_Problem_:
Examine the material below. Gather every line in which the string "власти" appears.

++++ Records provided

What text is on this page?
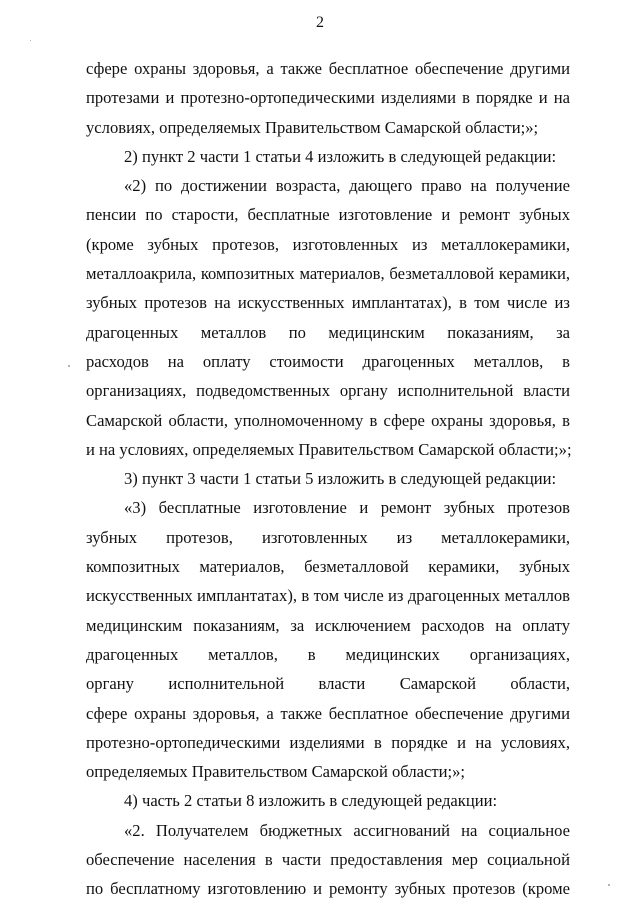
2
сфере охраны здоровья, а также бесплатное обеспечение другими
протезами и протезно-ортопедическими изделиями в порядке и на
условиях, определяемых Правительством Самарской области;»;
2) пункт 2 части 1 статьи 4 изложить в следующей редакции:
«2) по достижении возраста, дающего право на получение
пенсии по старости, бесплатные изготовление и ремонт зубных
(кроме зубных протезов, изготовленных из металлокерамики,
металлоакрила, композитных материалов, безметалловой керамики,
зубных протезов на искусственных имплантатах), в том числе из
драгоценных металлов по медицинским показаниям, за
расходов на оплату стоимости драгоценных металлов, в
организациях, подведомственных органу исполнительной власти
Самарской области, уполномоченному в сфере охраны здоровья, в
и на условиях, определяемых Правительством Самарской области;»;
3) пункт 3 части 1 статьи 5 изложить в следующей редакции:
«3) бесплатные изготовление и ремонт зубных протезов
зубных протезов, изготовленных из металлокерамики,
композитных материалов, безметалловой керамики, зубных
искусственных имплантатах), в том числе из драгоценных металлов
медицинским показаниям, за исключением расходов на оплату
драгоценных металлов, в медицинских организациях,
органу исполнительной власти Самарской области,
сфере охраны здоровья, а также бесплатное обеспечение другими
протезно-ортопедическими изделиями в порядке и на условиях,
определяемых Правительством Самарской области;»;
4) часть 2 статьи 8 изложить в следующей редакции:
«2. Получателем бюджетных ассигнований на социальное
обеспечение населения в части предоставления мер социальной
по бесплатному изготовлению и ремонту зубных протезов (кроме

++++++++
++++ Records provided

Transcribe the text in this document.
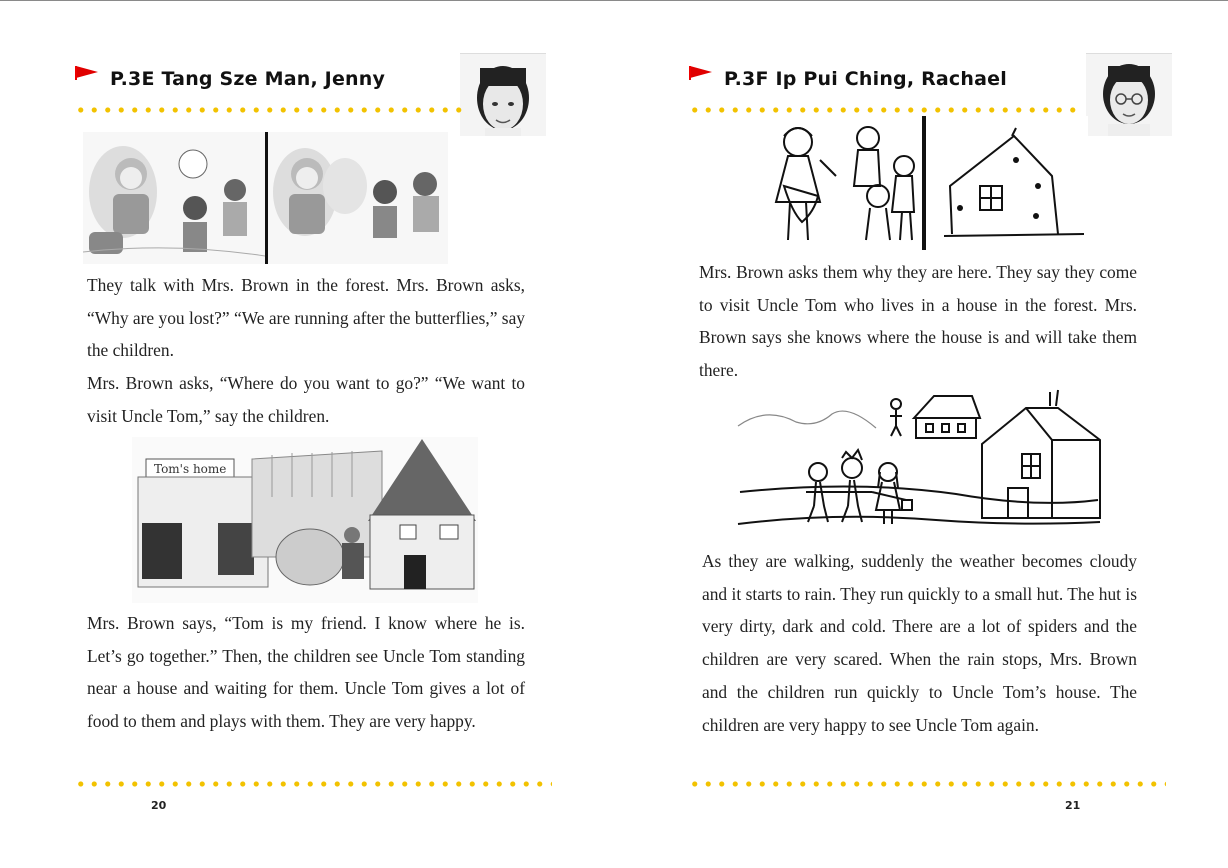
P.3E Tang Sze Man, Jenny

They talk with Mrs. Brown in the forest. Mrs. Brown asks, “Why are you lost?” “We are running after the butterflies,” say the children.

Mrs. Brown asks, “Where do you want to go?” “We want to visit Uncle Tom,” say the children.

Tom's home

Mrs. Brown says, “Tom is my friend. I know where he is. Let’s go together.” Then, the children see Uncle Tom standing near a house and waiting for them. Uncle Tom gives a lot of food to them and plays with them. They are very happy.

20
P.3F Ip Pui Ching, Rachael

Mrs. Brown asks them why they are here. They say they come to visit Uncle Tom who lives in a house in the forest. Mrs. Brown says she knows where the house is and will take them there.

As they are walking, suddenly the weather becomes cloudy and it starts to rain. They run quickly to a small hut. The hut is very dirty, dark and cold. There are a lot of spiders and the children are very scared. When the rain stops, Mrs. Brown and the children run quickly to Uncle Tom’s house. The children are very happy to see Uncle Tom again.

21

++++++++

_Task result_:
организациях, подведомственных органу исполнительной власти
органу исполнительной власти Самарской области,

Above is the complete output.